(Collection entries)
________________________

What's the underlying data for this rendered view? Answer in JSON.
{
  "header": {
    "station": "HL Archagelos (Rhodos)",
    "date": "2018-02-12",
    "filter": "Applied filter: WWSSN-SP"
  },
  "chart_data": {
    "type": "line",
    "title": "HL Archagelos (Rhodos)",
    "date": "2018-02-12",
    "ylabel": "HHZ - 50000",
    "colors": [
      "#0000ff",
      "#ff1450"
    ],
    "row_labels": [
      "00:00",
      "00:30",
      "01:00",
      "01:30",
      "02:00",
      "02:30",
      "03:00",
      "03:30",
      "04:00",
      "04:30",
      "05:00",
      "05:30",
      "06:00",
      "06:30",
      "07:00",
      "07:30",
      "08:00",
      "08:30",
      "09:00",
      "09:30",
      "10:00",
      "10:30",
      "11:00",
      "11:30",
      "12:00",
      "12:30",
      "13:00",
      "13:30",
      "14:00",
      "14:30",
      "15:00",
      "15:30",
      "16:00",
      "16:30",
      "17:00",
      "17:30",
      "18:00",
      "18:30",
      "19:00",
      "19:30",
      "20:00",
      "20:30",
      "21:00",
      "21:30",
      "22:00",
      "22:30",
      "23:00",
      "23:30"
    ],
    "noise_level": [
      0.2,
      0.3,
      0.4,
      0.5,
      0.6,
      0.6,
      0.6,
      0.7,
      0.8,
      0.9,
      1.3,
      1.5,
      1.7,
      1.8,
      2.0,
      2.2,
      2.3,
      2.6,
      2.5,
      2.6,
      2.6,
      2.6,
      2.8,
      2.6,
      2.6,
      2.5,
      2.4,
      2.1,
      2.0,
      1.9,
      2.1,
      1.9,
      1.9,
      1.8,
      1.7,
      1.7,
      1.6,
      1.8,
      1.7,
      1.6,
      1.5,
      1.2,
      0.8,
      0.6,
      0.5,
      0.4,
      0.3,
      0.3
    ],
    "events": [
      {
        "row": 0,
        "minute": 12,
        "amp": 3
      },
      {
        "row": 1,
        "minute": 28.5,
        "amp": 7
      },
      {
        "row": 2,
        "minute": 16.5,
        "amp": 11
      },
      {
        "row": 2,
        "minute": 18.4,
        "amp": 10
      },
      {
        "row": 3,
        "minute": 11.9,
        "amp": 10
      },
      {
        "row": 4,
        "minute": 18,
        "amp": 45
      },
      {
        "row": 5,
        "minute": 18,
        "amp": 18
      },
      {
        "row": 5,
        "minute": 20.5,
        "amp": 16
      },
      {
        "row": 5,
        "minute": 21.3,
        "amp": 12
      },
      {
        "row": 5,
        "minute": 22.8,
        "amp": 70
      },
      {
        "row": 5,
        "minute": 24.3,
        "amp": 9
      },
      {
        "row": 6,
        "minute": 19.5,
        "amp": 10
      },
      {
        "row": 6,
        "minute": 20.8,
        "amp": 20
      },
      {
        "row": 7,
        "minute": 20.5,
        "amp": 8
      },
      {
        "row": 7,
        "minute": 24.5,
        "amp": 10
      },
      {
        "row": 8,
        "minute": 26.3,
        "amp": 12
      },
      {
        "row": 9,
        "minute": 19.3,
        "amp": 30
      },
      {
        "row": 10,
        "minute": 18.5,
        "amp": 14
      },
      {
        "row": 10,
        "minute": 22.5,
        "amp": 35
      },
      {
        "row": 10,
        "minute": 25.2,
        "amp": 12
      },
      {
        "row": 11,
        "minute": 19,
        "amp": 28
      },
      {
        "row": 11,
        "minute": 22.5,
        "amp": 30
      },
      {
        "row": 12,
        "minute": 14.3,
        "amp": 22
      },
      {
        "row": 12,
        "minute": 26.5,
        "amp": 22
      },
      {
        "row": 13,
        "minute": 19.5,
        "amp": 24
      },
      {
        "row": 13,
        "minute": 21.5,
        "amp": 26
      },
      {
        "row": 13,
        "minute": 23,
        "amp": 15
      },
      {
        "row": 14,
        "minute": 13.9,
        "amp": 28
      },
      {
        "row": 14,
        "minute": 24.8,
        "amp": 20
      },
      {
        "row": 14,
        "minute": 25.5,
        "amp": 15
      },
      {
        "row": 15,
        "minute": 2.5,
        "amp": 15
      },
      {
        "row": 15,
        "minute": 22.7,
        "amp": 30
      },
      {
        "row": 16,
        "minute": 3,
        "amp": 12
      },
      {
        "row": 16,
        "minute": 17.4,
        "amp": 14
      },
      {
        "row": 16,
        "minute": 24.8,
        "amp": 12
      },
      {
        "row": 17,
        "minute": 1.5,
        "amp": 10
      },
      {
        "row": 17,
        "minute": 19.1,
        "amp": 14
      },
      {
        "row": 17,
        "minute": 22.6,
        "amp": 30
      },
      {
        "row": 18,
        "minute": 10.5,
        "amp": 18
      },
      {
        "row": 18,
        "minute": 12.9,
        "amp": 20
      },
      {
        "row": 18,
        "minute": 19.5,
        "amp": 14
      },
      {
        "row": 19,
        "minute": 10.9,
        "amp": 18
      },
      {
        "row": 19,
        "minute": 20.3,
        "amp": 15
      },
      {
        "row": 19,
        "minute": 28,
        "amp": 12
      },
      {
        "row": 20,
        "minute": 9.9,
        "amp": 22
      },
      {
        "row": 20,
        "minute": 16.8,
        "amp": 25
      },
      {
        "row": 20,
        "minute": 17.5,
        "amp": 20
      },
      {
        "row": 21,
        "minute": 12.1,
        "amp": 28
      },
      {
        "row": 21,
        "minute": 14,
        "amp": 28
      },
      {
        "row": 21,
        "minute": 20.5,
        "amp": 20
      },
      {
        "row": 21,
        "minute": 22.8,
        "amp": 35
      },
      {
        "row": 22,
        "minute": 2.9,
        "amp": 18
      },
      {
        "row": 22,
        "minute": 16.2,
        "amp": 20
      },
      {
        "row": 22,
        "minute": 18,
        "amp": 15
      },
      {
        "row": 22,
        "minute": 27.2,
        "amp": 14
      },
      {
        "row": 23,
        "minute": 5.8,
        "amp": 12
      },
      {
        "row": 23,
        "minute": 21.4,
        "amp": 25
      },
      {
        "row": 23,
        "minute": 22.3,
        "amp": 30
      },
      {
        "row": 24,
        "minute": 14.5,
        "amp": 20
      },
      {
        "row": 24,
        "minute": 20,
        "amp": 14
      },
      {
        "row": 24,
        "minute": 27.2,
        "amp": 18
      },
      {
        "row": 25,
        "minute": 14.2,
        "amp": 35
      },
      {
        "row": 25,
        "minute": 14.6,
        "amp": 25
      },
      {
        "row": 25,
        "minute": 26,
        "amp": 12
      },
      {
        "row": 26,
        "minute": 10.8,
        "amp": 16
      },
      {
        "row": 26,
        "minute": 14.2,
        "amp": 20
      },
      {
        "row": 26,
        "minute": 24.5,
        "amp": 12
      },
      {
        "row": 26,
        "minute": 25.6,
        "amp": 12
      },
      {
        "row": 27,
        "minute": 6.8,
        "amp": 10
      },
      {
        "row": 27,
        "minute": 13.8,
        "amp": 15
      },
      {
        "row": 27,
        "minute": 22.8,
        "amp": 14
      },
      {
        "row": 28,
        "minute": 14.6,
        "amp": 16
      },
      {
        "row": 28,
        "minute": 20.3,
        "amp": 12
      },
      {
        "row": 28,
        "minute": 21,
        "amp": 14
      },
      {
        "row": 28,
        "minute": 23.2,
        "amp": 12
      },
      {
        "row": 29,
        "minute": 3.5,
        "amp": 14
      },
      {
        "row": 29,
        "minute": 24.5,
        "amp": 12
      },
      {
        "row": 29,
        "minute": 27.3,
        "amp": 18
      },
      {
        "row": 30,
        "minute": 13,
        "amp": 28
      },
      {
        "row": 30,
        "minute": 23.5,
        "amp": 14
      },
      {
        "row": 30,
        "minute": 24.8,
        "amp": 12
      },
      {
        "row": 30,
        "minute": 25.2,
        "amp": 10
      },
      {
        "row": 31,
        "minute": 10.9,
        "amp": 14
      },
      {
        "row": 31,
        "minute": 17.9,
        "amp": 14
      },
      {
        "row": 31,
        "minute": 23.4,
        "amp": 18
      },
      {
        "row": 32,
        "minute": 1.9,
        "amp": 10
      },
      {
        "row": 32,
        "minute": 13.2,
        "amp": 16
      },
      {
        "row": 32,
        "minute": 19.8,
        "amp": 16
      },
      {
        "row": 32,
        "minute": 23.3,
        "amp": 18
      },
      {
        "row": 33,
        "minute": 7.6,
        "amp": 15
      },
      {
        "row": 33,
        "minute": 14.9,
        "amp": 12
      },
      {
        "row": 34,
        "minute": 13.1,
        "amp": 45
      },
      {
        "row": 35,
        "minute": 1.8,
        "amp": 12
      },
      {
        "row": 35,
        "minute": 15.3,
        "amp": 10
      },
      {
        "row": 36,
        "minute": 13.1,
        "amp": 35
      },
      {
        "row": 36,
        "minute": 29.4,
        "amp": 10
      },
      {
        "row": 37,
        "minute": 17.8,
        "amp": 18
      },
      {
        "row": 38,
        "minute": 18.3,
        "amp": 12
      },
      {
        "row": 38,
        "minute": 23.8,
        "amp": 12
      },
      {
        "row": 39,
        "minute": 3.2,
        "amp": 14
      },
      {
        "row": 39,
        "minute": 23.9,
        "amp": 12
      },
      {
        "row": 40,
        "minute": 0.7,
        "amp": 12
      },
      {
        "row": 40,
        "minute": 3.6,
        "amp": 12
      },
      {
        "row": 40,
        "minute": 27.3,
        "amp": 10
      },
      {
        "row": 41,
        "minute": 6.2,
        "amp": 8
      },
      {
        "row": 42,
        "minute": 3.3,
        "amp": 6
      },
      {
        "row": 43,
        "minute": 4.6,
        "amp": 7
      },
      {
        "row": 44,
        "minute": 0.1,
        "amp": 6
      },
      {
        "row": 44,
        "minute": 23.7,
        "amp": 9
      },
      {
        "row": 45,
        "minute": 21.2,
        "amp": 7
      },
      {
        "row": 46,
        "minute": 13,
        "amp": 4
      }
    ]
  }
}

________________________

> _Exercise directions_
All lines above with "Archagelos" in them should be returned.

> _The solution_
    "station": "HL Archagelos (Rhodos)",
    "title": "HL Archagelos (Rhodos)",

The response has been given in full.